◆ Given request ◆
Look through the lines below and extract each one that contains "tilknyttet".

◆ Material for the task ◆
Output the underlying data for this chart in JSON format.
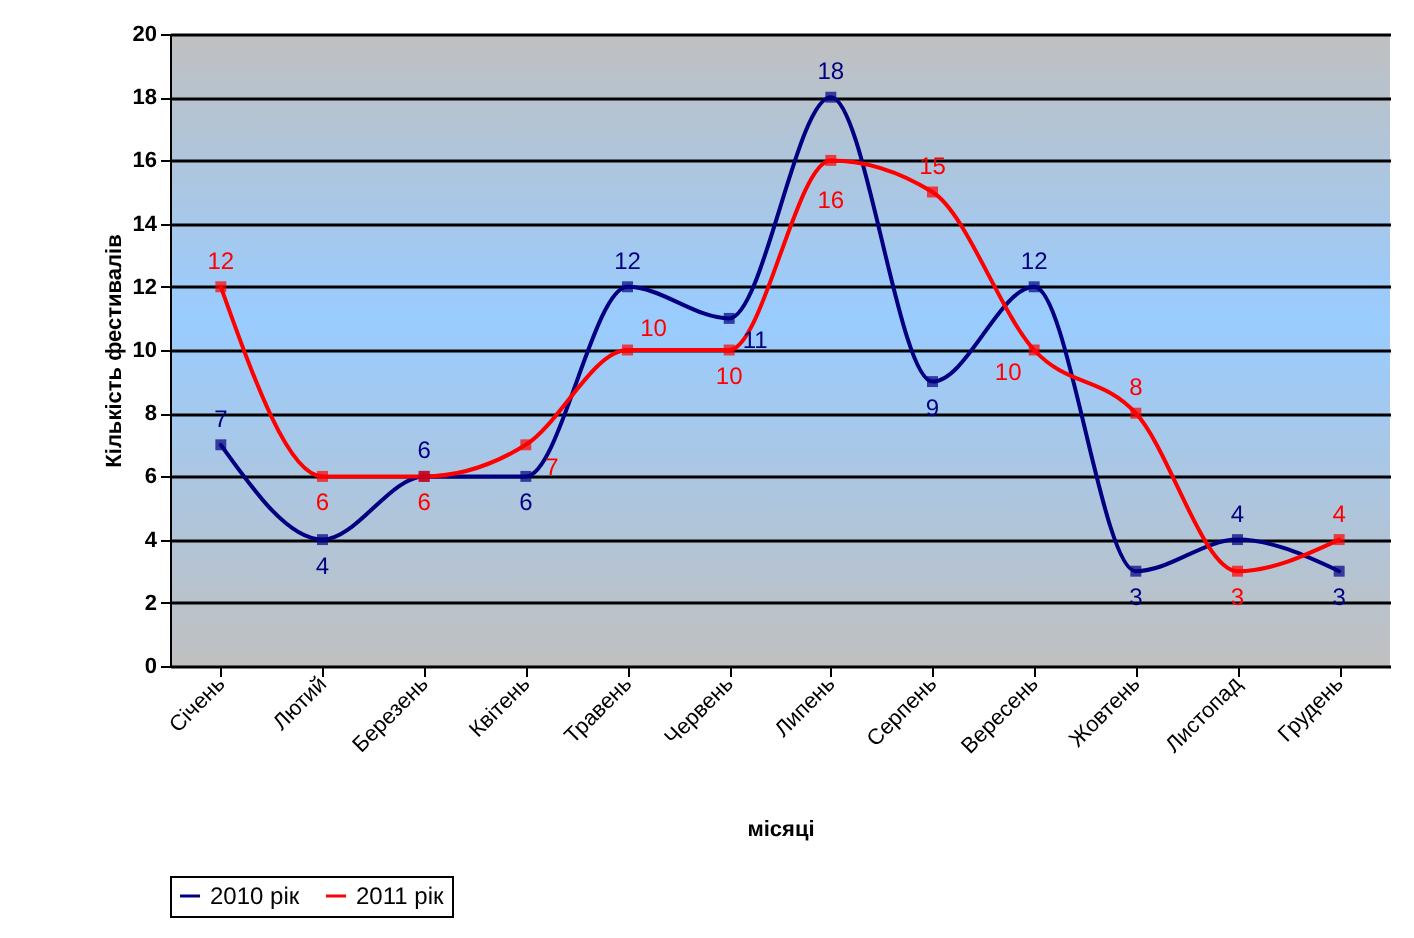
{
  "chart_data": {
    "type": "line",
    "xlabel": "місяці",
    "ylabel": "Кількість фестивалів",
    "categories": [
      "Січень",
      "Лютий",
      "Березень",
      "Квітень",
      "Травень",
      "Червень",
      "Липень",
      "Серпень",
      "Вересень",
      "Жовтень",
      "Листопад",
      "Грудень"
    ],
    "series": [
      {
        "name": "2010 рік",
        "color": "#000080",
        "values": [
          7,
          4,
          6,
          6,
          12,
          11,
          18,
          9,
          12,
          3,
          4,
          3
        ]
      },
      {
        "name": "2011 рік",
        "color": "#ff0000",
        "values": [
          12,
          6,
          6,
          7,
          10,
          10,
          16,
          15,
          10,
          8,
          3,
          4
        ]
      }
    ],
    "ylim": [
      0,
      20
    ],
    "yticks": [
      0,
      2,
      4,
      6,
      8,
      10,
      12,
      14,
      16,
      18,
      20
    ],
    "grid": "y",
    "legend": "bottom",
    "marker": "square",
    "data_labels": true
  }
}
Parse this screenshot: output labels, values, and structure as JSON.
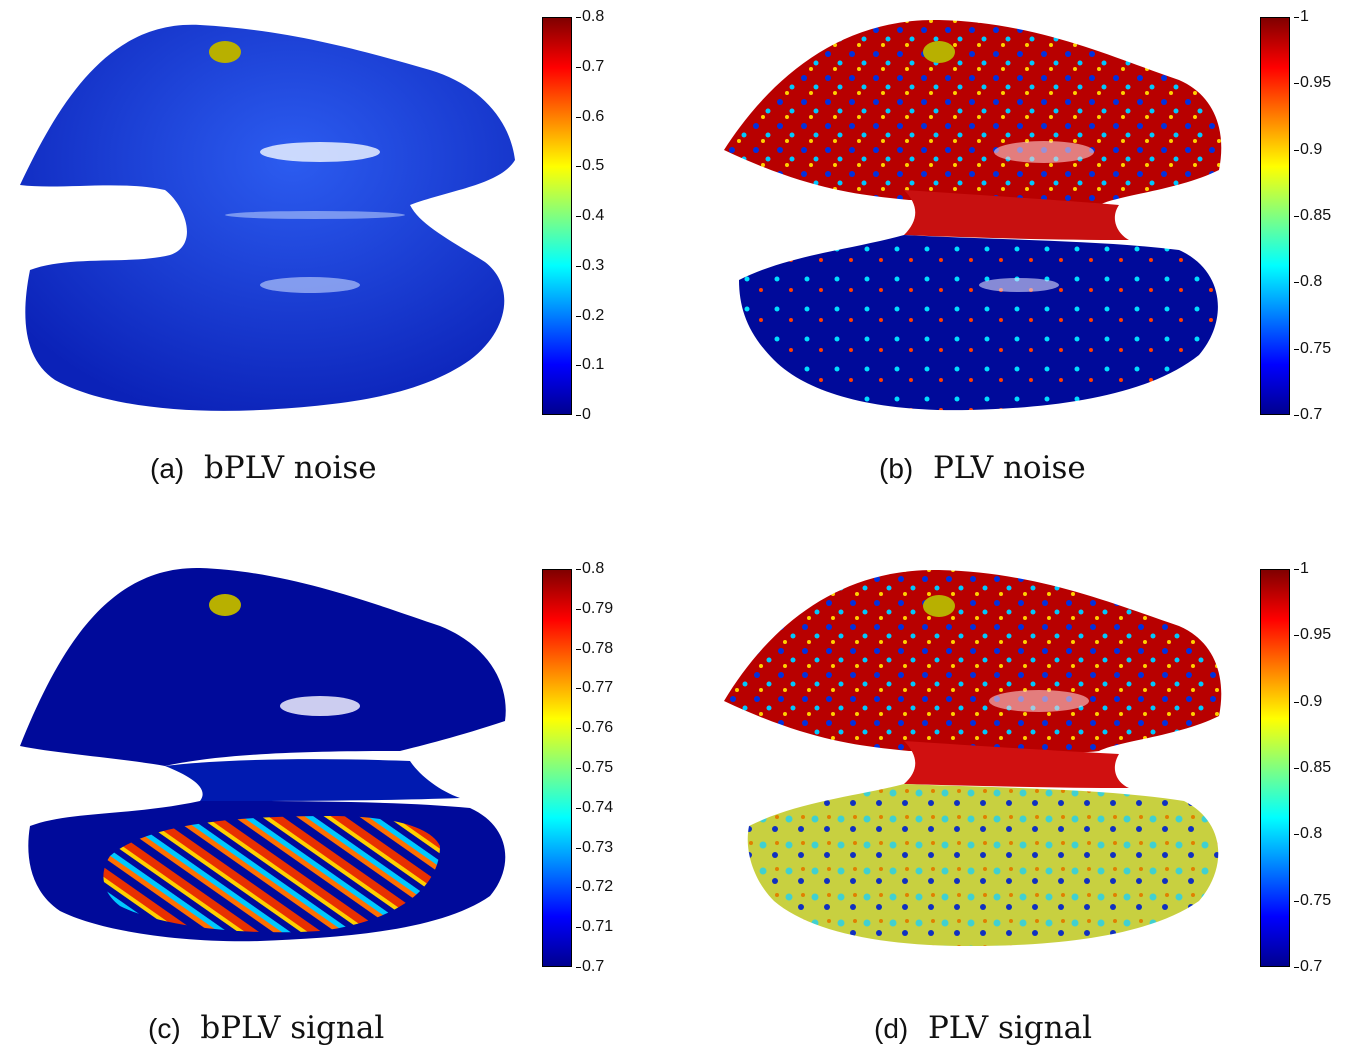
{
  "panels": [
    {
      "tag": "(a)",
      "title": "bPLV noise",
      "colorbar_ticks": [
        "0.8",
        "0.7",
        "0.6",
        "0.5",
        "0.4",
        "0.3",
        "0.2",
        "0.1",
        "0"
      ],
      "colormap": "jet",
      "upper_lobe": "uniform-blue",
      "lower_lobe": "uniform-blue"
    },
    {
      "tag": "(b)",
      "title": "PLV noise",
      "colorbar_ticks": [
        "1",
        "0.95",
        "0.9",
        "0.85",
        "0.8",
        "0.75",
        "0.7"
      ],
      "colormap": "jet",
      "upper_lobe": "mostly-red-mottled",
      "lower_lobe": "mostly-dark-blue-speckled"
    },
    {
      "tag": "(c)",
      "title": "bPLV signal",
      "colorbar_ticks": [
        "0.8",
        "0.79",
        "0.78",
        "0.77",
        "0.76",
        "0.75",
        "0.74",
        "0.73",
        "0.72",
        "0.71",
        "0.7"
      ],
      "colormap": "jet",
      "upper_lobe": "dark-blue",
      "lower_lobe": "red-yellow-streaks"
    },
    {
      "tag": "(d)",
      "title": "PLV signal",
      "colorbar_ticks": [
        "1",
        "0.95",
        "0.9",
        "0.85",
        "0.8",
        "0.75",
        "0.7"
      ],
      "colormap": "jet",
      "upper_lobe": "mostly-red-mottled",
      "lower_lobe": "yellow-cyan-mottled"
    }
  ],
  "colors": {
    "seed_marker": "#b8b000",
    "jet_dark_blue": "#00008f",
    "jet_blue": "#0a2ad0",
    "jet_red": "#c00000"
  }
}
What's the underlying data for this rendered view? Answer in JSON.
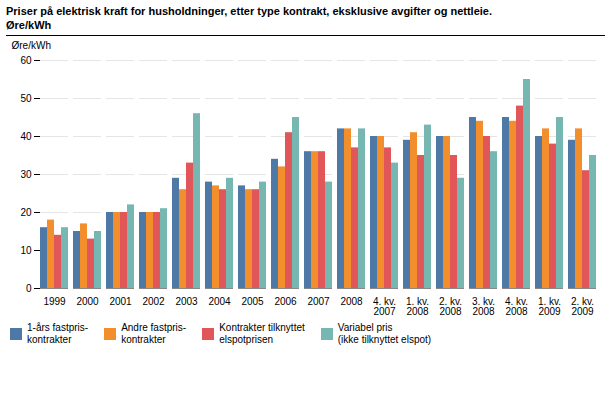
{
  "chart_data": {
    "type": "bar",
    "title": "Priser på elektrisk kraft for husholdninger, etter type kontrakt, eksklusive avgifter og nettleie.",
    "subtitle": "Øre/kWh",
    "ylabel": "Øre/kWh",
    "categories": [
      "1999",
      "2000",
      "2001",
      "2002",
      "2003",
      "2004",
      "2005",
      "2006",
      "2007",
      "2008",
      "4. kv.\n2007",
      "1. kv.\n2008",
      "2. kv.\n2008",
      "3. kv.\n2008",
      "4. kv.\n2008",
      "1. kv.\n2009",
      "2. kv.\n2009"
    ],
    "series": [
      {
        "name": "1-års fastpris-\nkontrakter",
        "values": [
          16,
          15,
          20,
          20,
          29,
          28,
          27,
          34,
          36,
          42,
          40,
          39,
          40,
          45,
          45,
          40,
          39
        ]
      },
      {
        "name": "Andre fastpris-\nkontrakter",
        "values": [
          18,
          17,
          20,
          20,
          26,
          27,
          26,
          32,
          36,
          42,
          40,
          41,
          40,
          44,
          44,
          42,
          42
        ]
      },
      {
        "name": "Kontrakter tilknyttet\nelspotprisen",
        "values": [
          14,
          13,
          20,
          20,
          33,
          26,
          26,
          41,
          36,
          37,
          37,
          35,
          35,
          40,
          48,
          38,
          31
        ]
      },
      {
        "name": "Variabel pris\n(ikke tilknyttet elspot)",
        "values": [
          16,
          15,
          22,
          21,
          46,
          29,
          28,
          45,
          28,
          42,
          33,
          43,
          29,
          36,
          55,
          45,
          35
        ]
      }
    ],
    "ylim": [
      0,
      60
    ],
    "yticks": [
      0,
      10,
      20,
      30,
      40,
      50,
      60
    ],
    "grid": true,
    "legend": "bottom"
  }
}
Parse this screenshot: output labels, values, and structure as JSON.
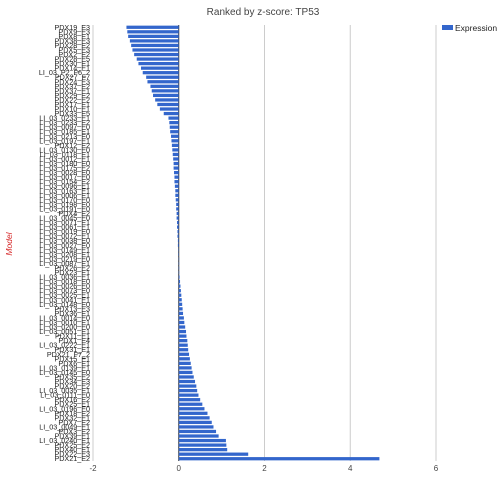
{
  "chart_data": {
    "type": "bar",
    "orientation": "horizontal",
    "title": "Ranked by z-score: TP53",
    "xlabel": "",
    "ylabel": "Model",
    "xlim": [
      -2,
      6
    ],
    "xticks": [
      -2,
      0,
      2,
      4,
      6
    ],
    "grid": true,
    "legend_position": "top-right",
    "series": [
      {
        "name": "Expression",
        "color": "#3366cc",
        "values": [
          -1.22,
          -1.2,
          -1.18,
          -1.14,
          -1.11,
          -1.08,
          -1.04,
          -0.98,
          -0.94,
          -0.88,
          -0.84,
          -0.76,
          -0.73,
          -0.66,
          -0.63,
          -0.6,
          -0.55,
          -0.5,
          -0.44,
          -0.35,
          -0.24,
          -0.22,
          -0.21,
          -0.2,
          -0.18,
          -0.17,
          -0.16,
          -0.15,
          -0.14,
          -0.13,
          -0.12,
          -0.12,
          -0.11,
          -0.1,
          -0.1,
          -0.09,
          -0.08,
          -0.08,
          -0.07,
          -0.06,
          -0.06,
          -0.05,
          -0.05,
          -0.04,
          -0.04,
          -0.03,
          -0.03,
          -0.02,
          -0.02,
          -0.01,
          -0.01,
          0.0,
          0.0,
          0.01,
          0.01,
          0.02,
          0.03,
          0.04,
          0.05,
          0.06,
          0.07,
          0.08,
          0.09,
          0.1,
          0.12,
          0.13,
          0.15,
          0.17,
          0.18,
          0.2,
          0.21,
          0.22,
          0.24,
          0.26,
          0.28,
          0.3,
          0.32,
          0.35,
          0.38,
          0.41,
          0.43,
          0.46,
          0.5,
          0.55,
          0.6,
          0.67,
          0.72,
          0.77,
          0.81,
          0.87,
          0.93,
          1.1,
          1.11,
          1.13,
          1.62,
          4.68
        ]
      }
    ],
    "categories": [
      "PDX19_E3",
      "PDX9_E3",
      "PDX8_E1",
      "PDX38_E3",
      "PDX28_E2",
      "PDX5_E3",
      "PDX2_E2",
      "PDX28_E5",
      "PDX30_E1",
      "PDX14_E1",
      "LI_03_P2_F6_2",
      "PDX27_F7",
      "PDX24_E3",
      "PDX37_E2",
      "PDX37_E1",
      "PDX29_E2",
      "PDX22_E2",
      "PDX17_E1",
      "PDX10_E1",
      "PDX33_E5",
      "LI_03_0233_E1",
      "LI_03_0233_E2",
      "LI_03_0097_E0",
      "LI_03_0185_E1",
      "LI_03_0213_E0",
      "LI_03_0197_E1",
      "PDX12_E2",
      "LI_03_0130_E0",
      "LI_03_0118_E1",
      "LI_03_0012_E1",
      "LI_03_0180_E0",
      "LI_03_0175_E2",
      "LI_03_0028_E0",
      "LI_03_0017_E0",
      "LI_03_0154_E2",
      "LI_03_0096_E1",
      "LI_03_0163_E1",
      "LI_03_0006_E1",
      "LI_03_0170_E0",
      "LI_03_0198_E0",
      "LI_03_0191_E0",
      "PDX4_E2",
      "LI_03_0045_E0",
      "LI_03_0071_E1",
      "LI_03_0061_E1",
      "LI_03_0019_E0",
      "LI_03_0072_E1",
      "LI_03_0038_E0",
      "LI_03_0027_E0",
      "LI_03_0149_E1",
      "LI_03_0208_E1",
      "LI_03_0219_E0",
      "LI_03_0087_E1",
      "PDX26_E2",
      "PDX23_E1",
      "LI_03_0036_E1",
      "LI_03_0018_E0",
      "LI_03_0026_E0",
      "LI_03_0073_E0",
      "LI_03_0025_E1",
      "LI_03_0041_E1",
      "LI_03_0148_E0",
      "PDX13_E3",
      "PDX36_E1",
      "LI_03_0014_E0",
      "LI_03_0010_E1",
      "LI_03_0200_E0",
      "LI_03_0051_E1",
      "PDX11_E1",
      "PDX1_E4",
      "LI_03_0222_E1",
      "PDX31_E1",
      "PDX21_F7_2",
      "PDX15_E1",
      "PDX6_E1",
      "LI_03_0139_E1",
      "LI_03_0145_E0",
      "PDX35_E2",
      "PDX34_E3",
      "PDX20_E2",
      "LI_03_0035_E1",
      "LI_03_0111_E0",
      "PDX16_E2",
      "PDX25_E1",
      "LI_03_0196_E0",
      "PDX18_E2",
      "PDX32_E1",
      "PDX7_E2",
      "LI_03_0049_E1",
      "PDX3_E2",
      "PDX39_E1",
      "LI_03_0240_E1",
      "PDX25_E2",
      "PDX40_E1",
      "PDX22_E3",
      "PDX21_E2"
    ]
  }
}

◆ Result of the task ◆
        "name": "Kontrakter tilknyttet\nelspotprisen",
        "name": "Variabel pris\n(ikke tilknyttet elspot)",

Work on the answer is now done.